EXERCISE REQUIREMENTS:
Please output every line of the material as it stands, without the pictures.

INFORMATION GIVEN:
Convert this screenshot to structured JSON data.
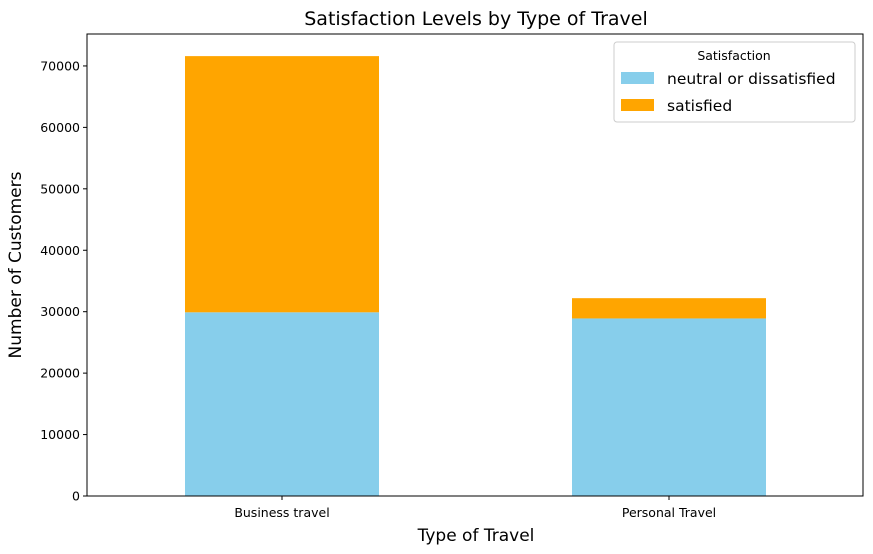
{
  "chart_data": {
    "type": "bar",
    "stacked": true,
    "title": "Satisfaction Levels by Type of Travel",
    "xlabel": "Type of Travel",
    "ylabel": "Number of Customers",
    "categories": [
      "Business travel",
      "Personal Travel"
    ],
    "series": [
      {
        "name": "neutral or dissatisfied",
        "values": [
          29900,
          28900
        ],
        "color": "#87CEEB"
      },
      {
        "name": "satisfied",
        "values": [
          41700,
          3300
        ],
        "color": "#FFA500"
      }
    ],
    "ylim": [
      0,
      75200
    ],
    "yticks": [
      0,
      10000,
      20000,
      30000,
      40000,
      50000,
      60000,
      70000
    ],
    "legend": {
      "title": "Satisfaction",
      "position": "top-right"
    },
    "grid": false
  }
}
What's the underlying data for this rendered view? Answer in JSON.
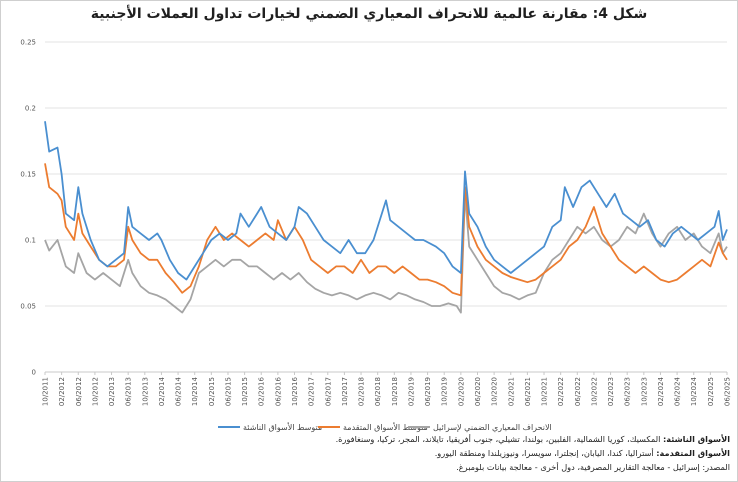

CORRECT RESPONSE:
Convert this screenshot to structured JSON data.
{
  "chart_data": {
    "type": "bar",
    "stacked": true,
    "title": "Satisfaction Levels by Type of Travel",
    "xlabel": "Type of Travel",
    "ylabel": "Number of Customers",
    "categories": [
      "Business travel",
      "Personal Travel"
    ],
    "series": [
      {
        "name": "neutral or dissatisfied",
        "values": [
          29900,
          28900
        ],
        "color": "#87CEEB"
      },
      {
        "name": "satisfied",
        "values": [
          41700,
          3300
        ],
        "color": "#FFA500"
      }
    ],
    "ylim": [
      0,
      75200
    ],
    "yticks": [
      0,
      10000,
      20000,
      30000,
      40000,
      50000,
      60000,
      70000
    ],
    "legend": {
      "title": "Satisfaction",
      "position": "top-right"
    },
    "grid": false
  }
}
What's the underlying data for this rendered view? Answer in JSON.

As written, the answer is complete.